WRITTEN EXERCISE:
How many lines in the records below hold the string "this"? Please answer with the number and nothing more.

● ● ● ●

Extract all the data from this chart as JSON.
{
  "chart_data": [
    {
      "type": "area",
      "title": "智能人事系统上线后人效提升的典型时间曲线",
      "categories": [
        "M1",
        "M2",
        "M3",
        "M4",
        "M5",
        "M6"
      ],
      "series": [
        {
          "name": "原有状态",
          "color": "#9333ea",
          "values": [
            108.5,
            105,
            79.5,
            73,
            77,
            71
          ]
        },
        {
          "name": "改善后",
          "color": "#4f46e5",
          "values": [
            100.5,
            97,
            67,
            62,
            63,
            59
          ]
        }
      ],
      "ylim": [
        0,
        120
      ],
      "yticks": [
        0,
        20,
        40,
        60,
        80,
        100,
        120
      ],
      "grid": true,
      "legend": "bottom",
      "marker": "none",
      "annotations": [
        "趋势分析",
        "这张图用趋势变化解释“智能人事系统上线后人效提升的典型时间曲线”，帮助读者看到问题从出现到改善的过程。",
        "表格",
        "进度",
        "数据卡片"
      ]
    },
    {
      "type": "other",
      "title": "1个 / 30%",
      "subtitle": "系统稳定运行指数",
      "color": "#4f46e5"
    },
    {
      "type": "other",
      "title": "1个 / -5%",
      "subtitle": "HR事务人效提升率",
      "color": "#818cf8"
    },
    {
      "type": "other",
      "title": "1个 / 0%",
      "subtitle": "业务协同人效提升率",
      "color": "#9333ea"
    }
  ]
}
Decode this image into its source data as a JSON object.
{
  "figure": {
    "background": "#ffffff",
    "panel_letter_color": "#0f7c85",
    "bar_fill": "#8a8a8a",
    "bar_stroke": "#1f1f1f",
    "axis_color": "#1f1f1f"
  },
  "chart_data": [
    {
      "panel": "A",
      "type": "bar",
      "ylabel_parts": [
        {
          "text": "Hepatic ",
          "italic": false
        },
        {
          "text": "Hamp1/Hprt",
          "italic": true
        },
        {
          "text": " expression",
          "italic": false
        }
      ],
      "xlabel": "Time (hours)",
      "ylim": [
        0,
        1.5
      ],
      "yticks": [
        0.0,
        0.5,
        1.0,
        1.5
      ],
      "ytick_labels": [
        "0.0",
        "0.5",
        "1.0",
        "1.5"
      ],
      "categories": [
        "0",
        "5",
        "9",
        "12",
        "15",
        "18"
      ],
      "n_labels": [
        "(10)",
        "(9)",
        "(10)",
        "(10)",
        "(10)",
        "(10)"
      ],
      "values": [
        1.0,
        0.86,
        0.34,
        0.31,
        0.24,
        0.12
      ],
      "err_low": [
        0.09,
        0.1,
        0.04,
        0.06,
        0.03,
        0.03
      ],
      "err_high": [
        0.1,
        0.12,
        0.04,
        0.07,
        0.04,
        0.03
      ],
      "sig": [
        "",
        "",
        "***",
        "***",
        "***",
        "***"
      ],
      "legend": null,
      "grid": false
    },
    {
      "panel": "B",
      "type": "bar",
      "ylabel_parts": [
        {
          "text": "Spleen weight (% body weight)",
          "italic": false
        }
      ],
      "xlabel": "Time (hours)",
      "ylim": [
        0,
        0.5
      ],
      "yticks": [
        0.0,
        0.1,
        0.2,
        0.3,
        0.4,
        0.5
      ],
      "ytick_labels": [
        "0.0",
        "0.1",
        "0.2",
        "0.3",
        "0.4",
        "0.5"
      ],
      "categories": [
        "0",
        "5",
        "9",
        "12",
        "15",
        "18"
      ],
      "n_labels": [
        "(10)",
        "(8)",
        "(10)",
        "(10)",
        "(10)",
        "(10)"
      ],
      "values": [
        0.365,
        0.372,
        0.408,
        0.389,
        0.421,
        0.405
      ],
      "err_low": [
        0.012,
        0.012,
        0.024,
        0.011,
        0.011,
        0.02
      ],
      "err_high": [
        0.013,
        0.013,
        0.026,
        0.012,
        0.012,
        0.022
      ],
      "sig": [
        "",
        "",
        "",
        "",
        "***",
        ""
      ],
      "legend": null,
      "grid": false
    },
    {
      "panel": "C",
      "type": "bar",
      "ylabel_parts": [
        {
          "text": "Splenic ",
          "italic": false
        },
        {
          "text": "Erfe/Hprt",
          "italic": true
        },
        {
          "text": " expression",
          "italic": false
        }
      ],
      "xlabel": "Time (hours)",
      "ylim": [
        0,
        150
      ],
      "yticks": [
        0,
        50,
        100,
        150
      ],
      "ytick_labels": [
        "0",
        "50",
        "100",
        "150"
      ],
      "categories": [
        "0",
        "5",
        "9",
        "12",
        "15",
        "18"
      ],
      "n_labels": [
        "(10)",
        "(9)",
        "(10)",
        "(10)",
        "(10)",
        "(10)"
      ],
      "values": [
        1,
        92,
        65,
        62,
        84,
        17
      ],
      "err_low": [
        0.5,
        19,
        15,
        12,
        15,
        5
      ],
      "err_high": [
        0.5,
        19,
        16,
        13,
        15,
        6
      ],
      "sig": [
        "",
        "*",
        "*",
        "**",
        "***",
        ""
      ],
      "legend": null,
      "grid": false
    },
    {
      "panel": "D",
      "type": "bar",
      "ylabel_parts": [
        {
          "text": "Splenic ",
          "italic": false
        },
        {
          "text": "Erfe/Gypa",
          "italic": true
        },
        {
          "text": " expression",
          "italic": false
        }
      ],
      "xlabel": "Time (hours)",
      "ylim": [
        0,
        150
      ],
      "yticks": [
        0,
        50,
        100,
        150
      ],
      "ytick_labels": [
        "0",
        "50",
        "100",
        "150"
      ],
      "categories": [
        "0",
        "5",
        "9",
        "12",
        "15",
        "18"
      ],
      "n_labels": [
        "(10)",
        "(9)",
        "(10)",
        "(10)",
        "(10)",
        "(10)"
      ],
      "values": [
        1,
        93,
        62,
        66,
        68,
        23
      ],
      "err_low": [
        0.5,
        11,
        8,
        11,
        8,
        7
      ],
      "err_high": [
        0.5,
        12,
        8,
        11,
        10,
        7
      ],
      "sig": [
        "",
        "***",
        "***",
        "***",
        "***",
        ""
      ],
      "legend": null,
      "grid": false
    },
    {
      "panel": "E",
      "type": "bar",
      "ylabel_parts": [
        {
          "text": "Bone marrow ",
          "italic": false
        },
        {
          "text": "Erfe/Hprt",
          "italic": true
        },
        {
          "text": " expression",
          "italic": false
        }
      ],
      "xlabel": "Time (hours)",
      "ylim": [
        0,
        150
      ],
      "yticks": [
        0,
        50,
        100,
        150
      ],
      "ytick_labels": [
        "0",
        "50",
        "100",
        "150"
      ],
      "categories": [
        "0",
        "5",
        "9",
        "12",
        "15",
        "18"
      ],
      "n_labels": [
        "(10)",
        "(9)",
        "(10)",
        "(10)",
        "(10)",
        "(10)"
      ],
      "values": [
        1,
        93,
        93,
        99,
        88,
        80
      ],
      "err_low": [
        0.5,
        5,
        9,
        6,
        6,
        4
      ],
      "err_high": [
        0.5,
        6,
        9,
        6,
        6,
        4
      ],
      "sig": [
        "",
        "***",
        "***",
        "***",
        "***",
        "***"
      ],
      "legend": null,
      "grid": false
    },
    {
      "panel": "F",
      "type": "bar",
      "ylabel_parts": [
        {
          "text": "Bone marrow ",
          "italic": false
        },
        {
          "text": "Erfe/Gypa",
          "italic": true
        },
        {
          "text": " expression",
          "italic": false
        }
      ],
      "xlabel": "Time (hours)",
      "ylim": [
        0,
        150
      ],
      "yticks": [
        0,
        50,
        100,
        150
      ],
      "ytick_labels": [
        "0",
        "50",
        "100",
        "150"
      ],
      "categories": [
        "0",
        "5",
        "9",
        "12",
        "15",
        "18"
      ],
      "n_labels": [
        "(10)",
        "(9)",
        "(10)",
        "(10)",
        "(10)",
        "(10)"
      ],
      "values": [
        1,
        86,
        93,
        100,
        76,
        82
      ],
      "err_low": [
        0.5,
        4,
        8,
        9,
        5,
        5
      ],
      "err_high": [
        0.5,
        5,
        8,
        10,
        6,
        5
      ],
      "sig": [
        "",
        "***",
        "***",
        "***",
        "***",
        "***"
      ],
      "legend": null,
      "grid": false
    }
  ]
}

● ● ● ●

TASK ANSWER:
2